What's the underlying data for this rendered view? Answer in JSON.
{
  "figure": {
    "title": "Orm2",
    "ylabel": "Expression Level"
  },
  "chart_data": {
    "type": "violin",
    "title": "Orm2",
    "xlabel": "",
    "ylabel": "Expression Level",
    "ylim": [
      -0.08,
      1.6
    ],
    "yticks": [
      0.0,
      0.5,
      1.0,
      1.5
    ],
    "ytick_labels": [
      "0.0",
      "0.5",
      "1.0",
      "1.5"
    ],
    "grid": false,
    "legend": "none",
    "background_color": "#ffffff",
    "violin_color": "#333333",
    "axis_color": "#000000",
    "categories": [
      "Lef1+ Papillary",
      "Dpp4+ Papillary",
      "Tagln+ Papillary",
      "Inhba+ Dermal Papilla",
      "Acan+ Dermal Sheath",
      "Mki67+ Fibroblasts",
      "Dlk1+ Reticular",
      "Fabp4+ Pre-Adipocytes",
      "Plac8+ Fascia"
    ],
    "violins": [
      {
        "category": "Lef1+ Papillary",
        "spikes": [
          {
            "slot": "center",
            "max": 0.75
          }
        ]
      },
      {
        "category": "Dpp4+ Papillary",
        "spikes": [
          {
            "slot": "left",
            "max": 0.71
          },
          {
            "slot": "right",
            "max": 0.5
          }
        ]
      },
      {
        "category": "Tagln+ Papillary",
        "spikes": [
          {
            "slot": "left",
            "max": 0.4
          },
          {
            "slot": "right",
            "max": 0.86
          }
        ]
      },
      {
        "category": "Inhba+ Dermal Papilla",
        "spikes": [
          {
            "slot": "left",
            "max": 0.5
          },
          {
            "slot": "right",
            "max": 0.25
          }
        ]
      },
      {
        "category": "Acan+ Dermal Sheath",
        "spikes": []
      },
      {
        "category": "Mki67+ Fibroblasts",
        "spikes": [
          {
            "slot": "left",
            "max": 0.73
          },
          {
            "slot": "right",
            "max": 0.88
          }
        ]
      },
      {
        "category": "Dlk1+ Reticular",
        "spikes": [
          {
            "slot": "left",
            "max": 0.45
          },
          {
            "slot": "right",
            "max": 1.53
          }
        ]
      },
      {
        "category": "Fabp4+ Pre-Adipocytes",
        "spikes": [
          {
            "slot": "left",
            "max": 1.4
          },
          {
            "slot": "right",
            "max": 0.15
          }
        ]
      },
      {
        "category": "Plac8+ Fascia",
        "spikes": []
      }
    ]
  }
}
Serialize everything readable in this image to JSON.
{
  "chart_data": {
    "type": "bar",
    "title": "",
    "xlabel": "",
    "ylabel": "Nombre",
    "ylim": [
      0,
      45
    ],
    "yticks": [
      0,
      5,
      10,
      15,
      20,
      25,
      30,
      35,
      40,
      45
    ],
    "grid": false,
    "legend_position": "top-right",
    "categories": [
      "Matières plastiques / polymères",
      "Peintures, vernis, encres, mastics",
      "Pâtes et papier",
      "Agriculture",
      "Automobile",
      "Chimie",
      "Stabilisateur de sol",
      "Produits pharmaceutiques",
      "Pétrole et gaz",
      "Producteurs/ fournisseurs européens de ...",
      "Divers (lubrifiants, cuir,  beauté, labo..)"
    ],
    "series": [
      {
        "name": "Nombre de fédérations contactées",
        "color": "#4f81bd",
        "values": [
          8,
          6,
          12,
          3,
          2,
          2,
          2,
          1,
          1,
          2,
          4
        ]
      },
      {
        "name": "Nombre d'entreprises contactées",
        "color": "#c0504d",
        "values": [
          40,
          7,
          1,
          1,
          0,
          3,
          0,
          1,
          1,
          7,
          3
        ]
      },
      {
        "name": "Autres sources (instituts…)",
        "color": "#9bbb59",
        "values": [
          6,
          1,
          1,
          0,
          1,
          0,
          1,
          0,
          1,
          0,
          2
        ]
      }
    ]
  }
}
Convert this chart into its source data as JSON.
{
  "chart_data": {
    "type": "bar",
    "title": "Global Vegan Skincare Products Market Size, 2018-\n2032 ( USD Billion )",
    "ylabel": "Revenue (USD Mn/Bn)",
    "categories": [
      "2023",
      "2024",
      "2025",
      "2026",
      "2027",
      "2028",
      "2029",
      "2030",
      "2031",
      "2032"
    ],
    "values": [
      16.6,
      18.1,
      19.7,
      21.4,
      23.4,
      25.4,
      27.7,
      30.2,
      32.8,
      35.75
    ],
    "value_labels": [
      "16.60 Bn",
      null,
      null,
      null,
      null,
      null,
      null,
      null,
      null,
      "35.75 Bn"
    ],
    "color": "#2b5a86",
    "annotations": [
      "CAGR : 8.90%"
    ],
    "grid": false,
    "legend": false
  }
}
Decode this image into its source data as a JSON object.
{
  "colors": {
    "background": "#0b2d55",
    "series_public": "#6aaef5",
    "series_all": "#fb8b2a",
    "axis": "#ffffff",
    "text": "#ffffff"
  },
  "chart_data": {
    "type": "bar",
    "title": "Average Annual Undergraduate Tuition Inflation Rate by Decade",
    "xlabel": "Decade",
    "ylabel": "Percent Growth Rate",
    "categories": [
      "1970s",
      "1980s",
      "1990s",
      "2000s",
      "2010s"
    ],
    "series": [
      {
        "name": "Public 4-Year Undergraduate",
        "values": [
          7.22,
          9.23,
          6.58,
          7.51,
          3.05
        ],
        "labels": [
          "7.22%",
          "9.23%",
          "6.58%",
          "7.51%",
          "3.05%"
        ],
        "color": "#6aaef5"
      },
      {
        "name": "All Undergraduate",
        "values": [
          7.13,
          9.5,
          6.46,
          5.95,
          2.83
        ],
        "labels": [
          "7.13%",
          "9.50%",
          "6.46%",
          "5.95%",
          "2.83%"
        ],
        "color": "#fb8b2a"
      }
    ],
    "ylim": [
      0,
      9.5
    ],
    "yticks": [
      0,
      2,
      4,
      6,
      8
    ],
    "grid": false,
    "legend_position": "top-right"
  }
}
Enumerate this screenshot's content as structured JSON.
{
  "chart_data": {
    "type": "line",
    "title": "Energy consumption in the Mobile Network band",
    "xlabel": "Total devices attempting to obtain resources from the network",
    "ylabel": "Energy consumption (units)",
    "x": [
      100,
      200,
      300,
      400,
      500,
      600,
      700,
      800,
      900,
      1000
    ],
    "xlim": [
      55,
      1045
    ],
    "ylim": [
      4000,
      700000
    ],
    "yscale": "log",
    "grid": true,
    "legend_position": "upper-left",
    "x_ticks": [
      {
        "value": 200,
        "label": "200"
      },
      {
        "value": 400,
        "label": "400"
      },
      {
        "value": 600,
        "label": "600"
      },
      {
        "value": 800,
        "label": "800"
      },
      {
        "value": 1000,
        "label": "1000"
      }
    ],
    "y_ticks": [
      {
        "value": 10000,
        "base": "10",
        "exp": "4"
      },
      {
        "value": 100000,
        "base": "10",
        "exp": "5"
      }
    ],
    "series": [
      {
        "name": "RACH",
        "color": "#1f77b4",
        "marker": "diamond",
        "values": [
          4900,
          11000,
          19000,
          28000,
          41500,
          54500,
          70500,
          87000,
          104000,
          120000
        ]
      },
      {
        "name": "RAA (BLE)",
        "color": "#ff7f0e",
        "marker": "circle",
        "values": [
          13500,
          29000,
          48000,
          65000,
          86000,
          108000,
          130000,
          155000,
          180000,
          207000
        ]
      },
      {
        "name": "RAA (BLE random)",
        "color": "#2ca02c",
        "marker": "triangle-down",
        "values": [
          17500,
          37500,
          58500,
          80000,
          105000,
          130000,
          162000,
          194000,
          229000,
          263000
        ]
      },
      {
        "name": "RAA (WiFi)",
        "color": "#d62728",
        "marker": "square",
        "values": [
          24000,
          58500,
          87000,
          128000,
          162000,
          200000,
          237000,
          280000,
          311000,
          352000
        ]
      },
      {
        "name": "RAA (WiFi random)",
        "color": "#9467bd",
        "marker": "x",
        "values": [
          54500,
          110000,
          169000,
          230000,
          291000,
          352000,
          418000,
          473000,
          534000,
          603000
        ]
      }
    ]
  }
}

▶ **TASK REQUIREMENTS**:
Copy all the lines above that hold the string "Tagln".

▶ **WRITTEN RESPONSE**:
      "Tagln+ Papillary",
        "category": "Tagln+ Papillary",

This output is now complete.